» Aim of the exercise
From the data that follows, copy every line holding the string "JSON".

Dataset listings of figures
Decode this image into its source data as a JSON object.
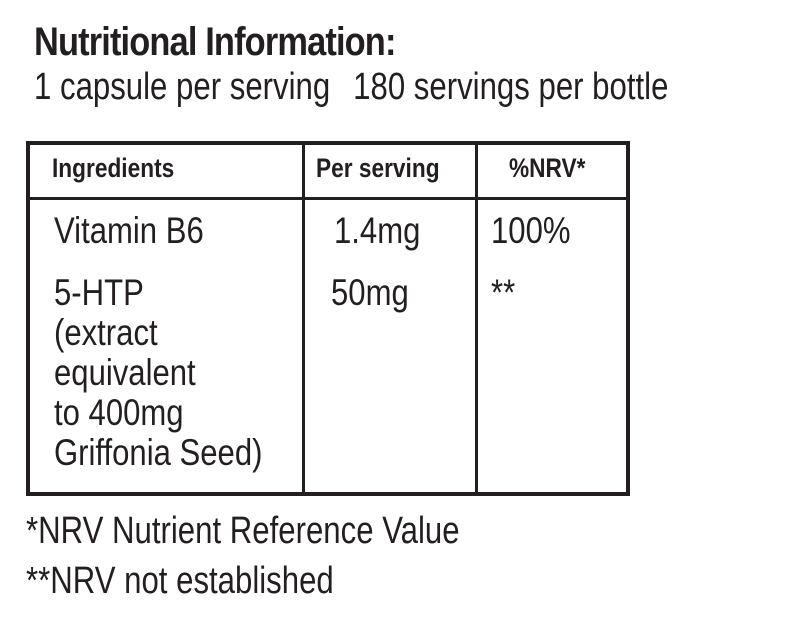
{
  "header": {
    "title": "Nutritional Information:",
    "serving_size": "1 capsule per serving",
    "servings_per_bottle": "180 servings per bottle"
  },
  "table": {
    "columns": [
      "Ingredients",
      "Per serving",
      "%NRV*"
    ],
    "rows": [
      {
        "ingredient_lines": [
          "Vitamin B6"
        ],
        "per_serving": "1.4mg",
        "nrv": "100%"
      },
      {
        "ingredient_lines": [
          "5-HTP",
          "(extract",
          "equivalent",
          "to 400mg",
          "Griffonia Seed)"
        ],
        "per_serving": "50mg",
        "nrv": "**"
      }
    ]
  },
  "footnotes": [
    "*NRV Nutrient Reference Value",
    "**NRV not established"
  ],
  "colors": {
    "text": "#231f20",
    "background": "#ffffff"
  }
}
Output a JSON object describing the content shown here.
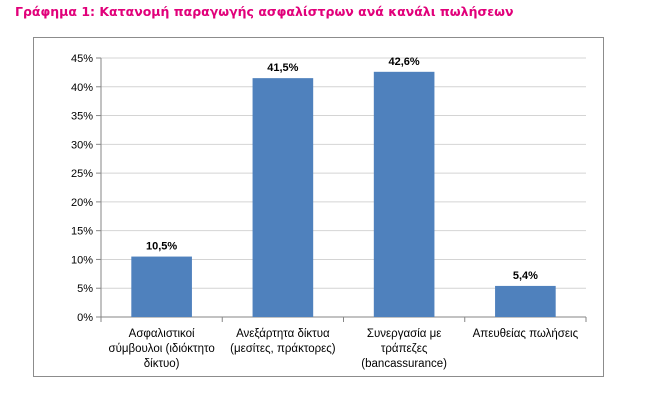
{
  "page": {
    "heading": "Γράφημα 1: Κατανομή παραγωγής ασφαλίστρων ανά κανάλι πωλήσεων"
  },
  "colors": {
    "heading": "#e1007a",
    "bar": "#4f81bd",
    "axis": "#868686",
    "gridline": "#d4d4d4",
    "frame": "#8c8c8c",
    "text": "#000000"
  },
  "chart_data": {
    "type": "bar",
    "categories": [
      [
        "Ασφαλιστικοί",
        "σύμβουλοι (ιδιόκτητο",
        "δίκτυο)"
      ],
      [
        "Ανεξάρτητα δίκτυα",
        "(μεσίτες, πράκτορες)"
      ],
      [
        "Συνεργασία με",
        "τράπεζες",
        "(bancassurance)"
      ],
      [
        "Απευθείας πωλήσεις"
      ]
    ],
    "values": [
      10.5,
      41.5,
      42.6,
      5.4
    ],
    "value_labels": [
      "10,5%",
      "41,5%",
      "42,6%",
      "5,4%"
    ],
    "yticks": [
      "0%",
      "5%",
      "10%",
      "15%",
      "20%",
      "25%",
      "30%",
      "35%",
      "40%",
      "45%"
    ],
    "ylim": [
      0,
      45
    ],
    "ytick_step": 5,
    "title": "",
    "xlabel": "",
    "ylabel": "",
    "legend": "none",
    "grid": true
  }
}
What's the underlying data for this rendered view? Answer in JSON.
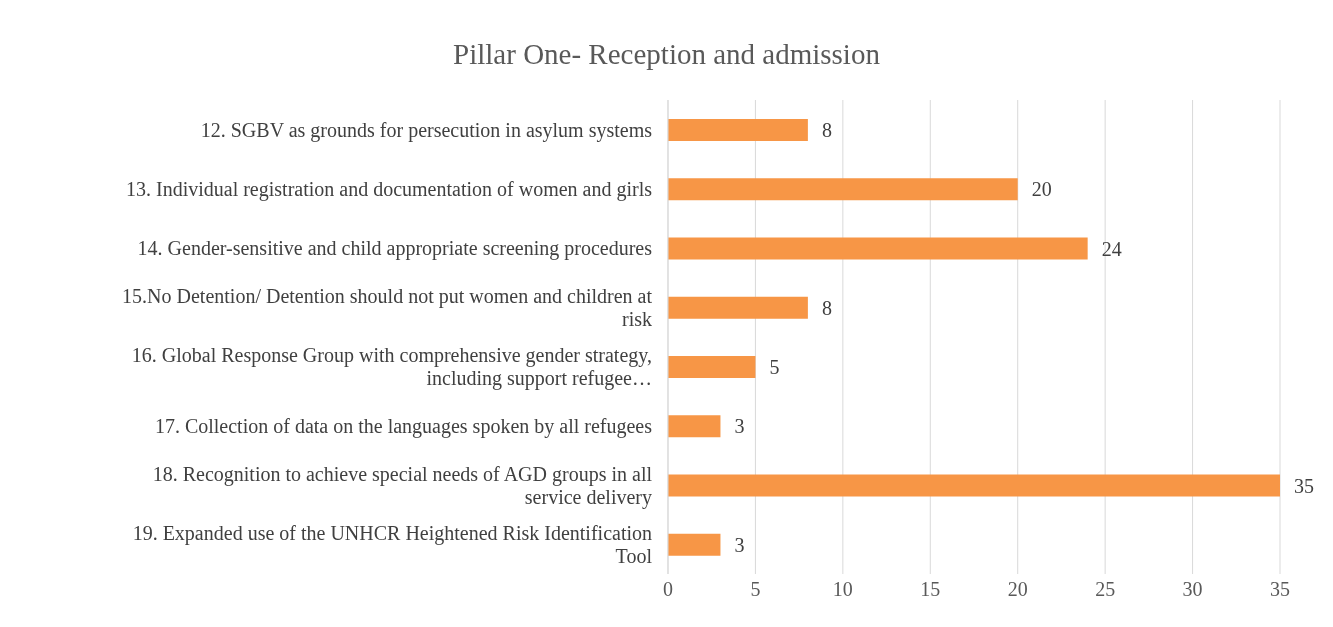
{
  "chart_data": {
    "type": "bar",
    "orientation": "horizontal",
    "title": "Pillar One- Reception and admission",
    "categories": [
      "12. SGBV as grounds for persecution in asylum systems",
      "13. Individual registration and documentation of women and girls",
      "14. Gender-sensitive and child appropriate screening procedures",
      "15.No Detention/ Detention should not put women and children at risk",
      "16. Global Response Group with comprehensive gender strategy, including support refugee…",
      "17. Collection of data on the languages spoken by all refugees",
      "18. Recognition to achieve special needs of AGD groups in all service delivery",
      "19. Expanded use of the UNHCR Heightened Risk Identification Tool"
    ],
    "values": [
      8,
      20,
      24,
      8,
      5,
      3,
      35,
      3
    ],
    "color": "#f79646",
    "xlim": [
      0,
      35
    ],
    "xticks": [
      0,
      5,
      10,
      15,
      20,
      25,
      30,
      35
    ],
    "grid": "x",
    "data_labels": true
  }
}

...

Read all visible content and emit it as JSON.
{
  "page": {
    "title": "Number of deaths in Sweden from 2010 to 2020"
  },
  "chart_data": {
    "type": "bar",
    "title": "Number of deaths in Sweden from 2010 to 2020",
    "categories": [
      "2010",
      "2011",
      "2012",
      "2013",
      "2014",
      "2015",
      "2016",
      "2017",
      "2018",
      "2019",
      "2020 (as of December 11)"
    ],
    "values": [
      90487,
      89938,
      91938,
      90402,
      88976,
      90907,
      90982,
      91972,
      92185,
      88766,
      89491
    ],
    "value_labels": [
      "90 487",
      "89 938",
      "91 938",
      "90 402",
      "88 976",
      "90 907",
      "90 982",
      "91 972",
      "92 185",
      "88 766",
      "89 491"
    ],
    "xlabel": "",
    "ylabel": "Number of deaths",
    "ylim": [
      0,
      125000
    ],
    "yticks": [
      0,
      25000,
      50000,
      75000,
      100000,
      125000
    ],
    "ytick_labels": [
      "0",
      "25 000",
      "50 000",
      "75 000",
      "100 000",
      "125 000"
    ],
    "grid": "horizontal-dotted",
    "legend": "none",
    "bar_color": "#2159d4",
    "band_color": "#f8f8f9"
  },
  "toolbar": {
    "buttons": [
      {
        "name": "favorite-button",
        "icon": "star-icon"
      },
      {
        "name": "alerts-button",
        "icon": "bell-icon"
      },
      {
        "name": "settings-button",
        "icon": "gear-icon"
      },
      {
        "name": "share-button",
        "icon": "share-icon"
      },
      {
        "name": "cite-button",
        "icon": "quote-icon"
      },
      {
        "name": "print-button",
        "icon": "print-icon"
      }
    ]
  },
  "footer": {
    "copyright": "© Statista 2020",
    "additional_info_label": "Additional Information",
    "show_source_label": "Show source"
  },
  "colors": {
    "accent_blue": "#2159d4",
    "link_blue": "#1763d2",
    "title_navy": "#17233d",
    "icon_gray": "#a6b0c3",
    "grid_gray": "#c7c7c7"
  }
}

» Result for this exercise
Decode this image into its source data as a JSON object.
Output a JSON object describing the content shown here.
What's the underlying data for this rendered view? Answer in JSON.
Read all visible content and emit it as JSON.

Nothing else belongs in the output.